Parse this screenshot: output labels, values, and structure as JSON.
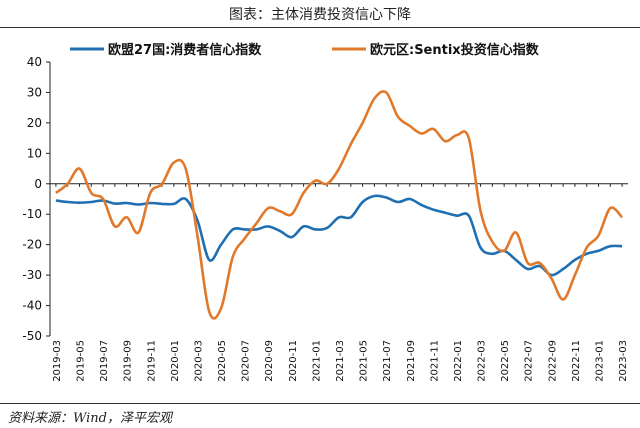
{
  "header": {
    "title": "图表：主体消费投资信心下降"
  },
  "footer": {
    "source": "资料来源：Wind，泽平宏观"
  },
  "chart_data": {
    "type": "line",
    "ylim": [
      -50,
      40
    ],
    "yticks": [
      40,
      30,
      20,
      10,
      0,
      -10,
      -20,
      -30,
      -40,
      -50
    ],
    "x": [
      "2019-03",
      "2019-04",
      "2019-05",
      "2019-06",
      "2019-07",
      "2019-08",
      "2019-09",
      "2019-10",
      "2019-11",
      "2019-12",
      "2020-01",
      "2020-02",
      "2020-03",
      "2020-04",
      "2020-05",
      "2020-06",
      "2020-07",
      "2020-08",
      "2020-09",
      "2020-10",
      "2020-11",
      "2020-12",
      "2021-01",
      "2021-02",
      "2021-03",
      "2021-04",
      "2021-05",
      "2021-06",
      "2021-07",
      "2021-08",
      "2021-09",
      "2021-10",
      "2021-11",
      "2021-12",
      "2022-01",
      "2022-02",
      "2022-03",
      "2022-04",
      "2022-05",
      "2022-06",
      "2022-07",
      "2022-08",
      "2022-09",
      "2022-10",
      "2022-11",
      "2022-12",
      "2023-01",
      "2023-02",
      "2023-03"
    ],
    "xtick_labels": [
      "2019-03",
      "2019-05",
      "2019-07",
      "2019-09",
      "2019-11",
      "2020-01",
      "2020-03",
      "2020-05",
      "2020-07",
      "2020-09",
      "2020-11",
      "2021-01",
      "2021-03",
      "2021-05",
      "2021-07",
      "2021-09",
      "2021-11",
      "2022-01",
      "2022-03",
      "2022-05",
      "2022-07",
      "2022-09",
      "2022-11",
      "2023-01",
      "2023-03"
    ],
    "legend_position": "top",
    "grid": false,
    "series": [
      {
        "name": "欧盟27国:消费者信心指数",
        "color": "#1f6fb2",
        "values": [
          -5.5,
          -6.0,
          -6.2,
          -6.0,
          -5.5,
          -6.5,
          -6.3,
          -6.8,
          -6.3,
          -6.6,
          -6.6,
          -5.0,
          -12.0,
          -25.0,
          -20.0,
          -15.0,
          -15.0,
          -15.0,
          -14.0,
          -15.5,
          -17.5,
          -14.0,
          -15.0,
          -14.5,
          -11.0,
          -11.0,
          -6.0,
          -4.0,
          -4.5,
          -6.0,
          -5.0,
          -7.0,
          -8.5,
          -9.5,
          -10.5,
          -10.5,
          -21.0,
          -23.0,
          -22.0,
          -25.0,
          -28.0,
          -27.0,
          -30.0,
          -28.0,
          -25.0,
          -23.0,
          -22.0,
          -20.5,
          -20.5
        ]
      },
      {
        "name": "欧元区:Sentix投资信心指数",
        "color": "#e0792b",
        "values": [
          -3.0,
          0.0,
          5.0,
          -3.0,
          -5.0,
          -14.0,
          -11.0,
          -16.0,
          -3.0,
          0.0,
          7.0,
          5.0,
          -17.0,
          -42.0,
          -41.0,
          -24.0,
          -18.0,
          -13.0,
          -8.0,
          -9.0,
          -10.0,
          -3.0,
          1.0,
          0.0,
          5.0,
          13.0,
          20.0,
          28.0,
          30.0,
          22.0,
          19.0,
          16.5,
          18.0,
          14.0,
          16.0,
          15.0,
          -9.0,
          -19.0,
          -22.0,
          -16.0,
          -26.0,
          -26.0,
          -31.0,
          -38.0,
          -30.0,
          -21.0,
          -17.0,
          -8.0,
          -11.0
        ]
      }
    ]
  }
}
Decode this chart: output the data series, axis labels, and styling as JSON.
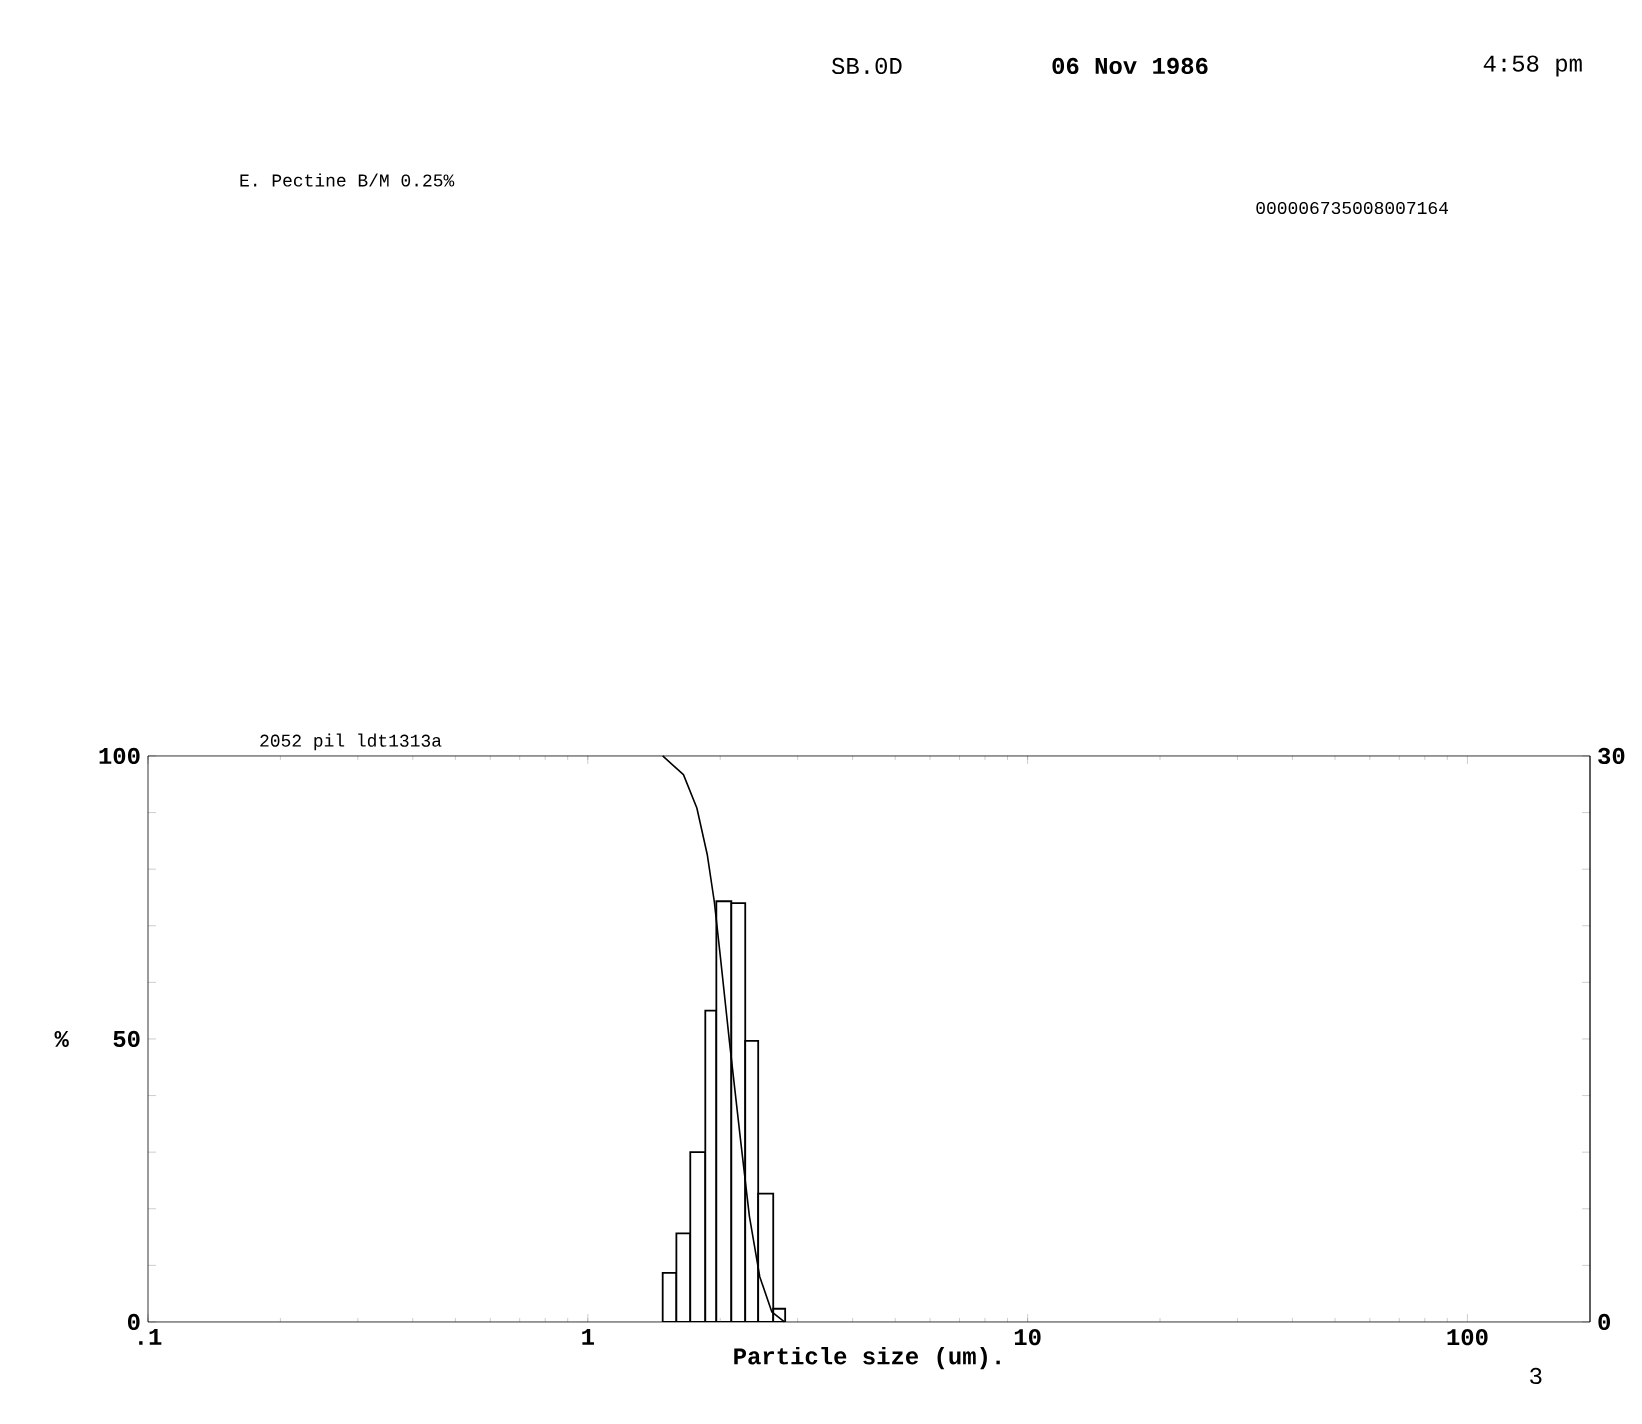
{
  "chart_data": {
    "type": "histogram",
    "title": "E. Pectine B/M 0.25%",
    "subtitle": "000006735008007164",
    "xlabel": "Particle size (um).",
    "ylabel": "%",
    "annotations": [
      "SB.0D",
      "06 Nov 1986",
      "4:58 pm",
      "2052 pil ldt1313a",
      "3"
    ],
    "xlim": [
      0.1,
      190
    ],
    "log": "x",
    "xticks": [
      {
        "value": 0.1,
        "label": ".1"
      },
      1,
      10,
      100
    ],
    "ylim": [
      0,
      100
    ],
    "yticks": [
      0,
      {
        "value": 10,
        "label": null
      },
      {
        "value": 20,
        "label": null
      },
      {
        "value": 30,
        "label": null
      },
      {
        "value": 40,
        "label": null
      },
      50,
      {
        "value": 60,
        "label": null
      },
      {
        "value": 70,
        "label": null
      },
      {
        "value": 80,
        "label": null
      },
      {
        "value": 90,
        "label": null
      },
      100
    ],
    "y2lim": [
      0,
      30
    ],
    "y2ticks": [
      0,
      {
        "value": 3,
        "label": null
      },
      {
        "value": 6,
        "label": null
      },
      {
        "value": 9,
        "label": null
      },
      {
        "value": 12,
        "label": null
      },
      {
        "value": 15,
        "label": null
      },
      {
        "value": 18,
        "label": null
      },
      {
        "value": 21,
        "label": null
      },
      {
        "value": 24,
        "label": null
      },
      {
        "value": 27,
        "label": null
      },
      30
    ],
    "grid": false,
    "series": [
      {
        "axis": "y2",
        "color": "#000000",
        "bins": [
          1.48,
          1.59,
          1.71,
          1.85,
          1.96,
          2.12,
          2.28,
          2.44,
          2.64,
          2.81
        ],
        "values": [
          2.6,
          4.7,
          9.0,
          16.5,
          22.3,
          22.2,
          14.9,
          6.8,
          0.7
        ]
      },
      {
        "type": "line",
        "color": "#000000",
        "marker": "none",
        "line_style": "solid",
        "x": [
          1.48,
          1.65,
          1.77,
          1.87,
          1.94,
          2.0,
          2.1,
          2.22,
          2.33,
          2.46,
          2.62,
          2.8
        ],
        "values": [
          100,
          96.7,
          90.8,
          82.5,
          74.2,
          64.8,
          49.4,
          32.8,
          18.7,
          8.0,
          1.8,
          0
        ]
      }
    ]
  }
}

(Do this):
Leave the images out and output the remaining material exactly as it stands.

(Answer to this exercise):
Parse this screenshot: output labels, values, and structure as JSON.
{
  "header": {
    "title": "图表：主体消费投资信心下降"
  },
  "footer": {
    "source": "资料来源：Wind，泽平宏观"
  },
  "chart_data": {
    "type": "line",
    "ylim": [
      -50,
      40
    ],
    "yticks": [
      40,
      30,
      20,
      10,
      0,
      -10,
      -20,
      -30,
      -40,
      -50
    ],
    "x": [
      "2019-03",
      "2019-04",
      "2019-05",
      "2019-06",
      "2019-07",
      "2019-08",
      "2019-09",
      "2019-10",
      "2019-11",
      "2019-12",
      "2020-01",
      "2020-02",
      "2020-03",
      "2020-04",
      "2020-05",
      "2020-06",
      "2020-07",
      "2020-08",
      "2020-09",
      "2020-10",
      "2020-11",
      "2020-12",
      "2021-01",
      "2021-02",
      "2021-03",
      "2021-04",
      "2021-05",
      "2021-06",
      "2021-07",
      "2021-08",
      "2021-09",
      "2021-10",
      "2021-11",
      "2021-12",
      "2022-01",
      "2022-02",
      "2022-03",
      "2022-04",
      "2022-05",
      "2022-06",
      "2022-07",
      "2022-08",
      "2022-09",
      "2022-10",
      "2022-11",
      "2022-12",
      "2023-01",
      "2023-02",
      "2023-03"
    ],
    "xtick_labels": [
      "2019-03",
      "2019-05",
      "2019-07",
      "2019-09",
      "2019-11",
      "2020-01",
      "2020-03",
      "2020-05",
      "2020-07",
      "2020-09",
      "2020-11",
      "2021-01",
      "2021-03",
      "2021-05",
      "2021-07",
      "2021-09",
      "2021-11",
      "2022-01",
      "2022-03",
      "2022-05",
      "2022-07",
      "2022-09",
      "2022-11",
      "2023-01",
      "2023-03"
    ],
    "legend_position": "top",
    "grid": false,
    "series": [
      {
        "name": "欧盟27国:消费者信心指数",
        "color": "#1f6fb2",
        "values": [
          -5.5,
          -6.0,
          -6.2,
          -6.0,
          -5.5,
          -6.5,
          -6.3,
          -6.8,
          -6.3,
          -6.6,
          -6.6,
          -5.0,
          -12.0,
          -25.0,
          -20.0,
          -15.0,
          -15.0,
          -15.0,
          -14.0,
          -15.5,
          -17.5,
          -14.0,
          -15.0,
          -14.5,
          -11.0,
          -11.0,
          -6.0,
          -4.0,
          -4.5,
          -6.0,
          -5.0,
          -7.0,
          -8.5,
          -9.5,
          -10.5,
          -10.5,
          -21.0,
          -23.0,
          -22.0,
          -25.0,
          -28.0,
          -27.0,
          -30.0,
          -28.0,
          -25.0,
          -23.0,
          -22.0,
          -20.5,
          -20.5
        ]
      },
      {
        "name": "欧元区:Sentix投资信心指数",
        "color": "#e0792b",
        "values": [
          -3.0,
          0.0,
          5.0,
          -3.0,
          -5.0,
          -14.0,
          -11.0,
          -16.0,
          -3.0,
          0.0,
          7.0,
          5.0,
          -17.0,
          -42.0,
          -41.0,
          -24.0,
          -18.0,
          -13.0,
          -8.0,
          -9.0,
          -10.0,
          -3.0,
          1.0,
          0.0,
          5.0,
          13.0,
          20.0,
          28.0,
          30.0,
          22.0,
          19.0,
          16.5,
          18.0,
          14.0,
          16.0,
          15.0,
          -9.0,
          -19.0,
          -22.0,
          -16.0,
          -26.0,
          -26.0,
          -31.0,
          -38.0,
          -30.0,
          -21.0,
          -17.0,
          -8.0,
          -11.0
        ]
      }
    ]
  }
}
Decode this chart: output the data series, axis labels, and styling as JSON.
{
  "chart_data": {
    "type": "histogram",
    "title": "E. Pectine B/M 0.25%",
    "subtitle": "000006735008007164",
    "xlabel": "Particle size (um).",
    "ylabel": "%",
    "annotations": [
      "SB.0D",
      "06 Nov 1986",
      "4:58 pm",
      "2052 pil ldt1313a",
      "3"
    ],
    "xlim": [
      0.1,
      190
    ],
    "log": "x",
    "xticks": [
      {
        "value": 0.1,
        "label": ".1"
      },
      1,
      10,
      100
    ],
    "ylim": [
      0,
      100
    ],
    "yticks": [
      0,
      {
        "value": 10,
        "label": null
      },
      {
        "value": 20,
        "label": null
      },
      {
        "value": 30,
        "label": null
      },
      {
        "value": 40,
        "label": null
      },
      50,
      {
        "value": 60,
        "label": null
      },
      {
        "value": 70,
        "label": null
      },
      {
        "value": 80,
        "label": null
      },
      {
        "value": 90,
        "label": null
      },
      100
    ],
    "y2lim": [
      0,
      30
    ],
    "y2ticks": [
      0,
      {
        "value": 3,
        "label": null
      },
      {
        "value": 6,
        "label": null
      },
      {
        "value": 9,
        "label": null
      },
      {
        "value": 12,
        "label": null
      },
      {
        "value": 15,
        "label": null
      },
      {
        "value": 18,
        "label": null
      },
      {
        "value": 21,
        "label": null
      },
      {
        "value": 24,
        "label": null
      },
      {
        "value": 27,
        "label": null
      },
      30
    ],
    "grid": false,
    "series": [
      {
        "axis": "y2",
        "color": "#000000",
        "bins": [
          1.48,
          1.59,
          1.71,
          1.85,
          1.96,
          2.12,
          2.28,
          2.44,
          2.64,
          2.81
        ],
        "values": [
          2.6,
          4.7,
          9.0,
          16.5,
          22.3,
          22.2,
          14.9,
          6.8,
          0.7
        ]
      },
      {
        "type": "line",
        "color": "#000000",
        "marker": "none",
        "line_style": "solid",
        "x": [
          1.48,
          1.65,
          1.77,
          1.87,
          1.94,
          2.0,
          2.1,
          2.22,
          2.33,
          2.46,
          2.62,
          2.8
        ],
        "values": [
          100,
          96.7,
          90.8,
          82.5,
          74.2,
          64.8,
          49.4,
          32.8,
          18.7,
          8.0,
          1.8,
          0
        ]
      }
    ]
  }
}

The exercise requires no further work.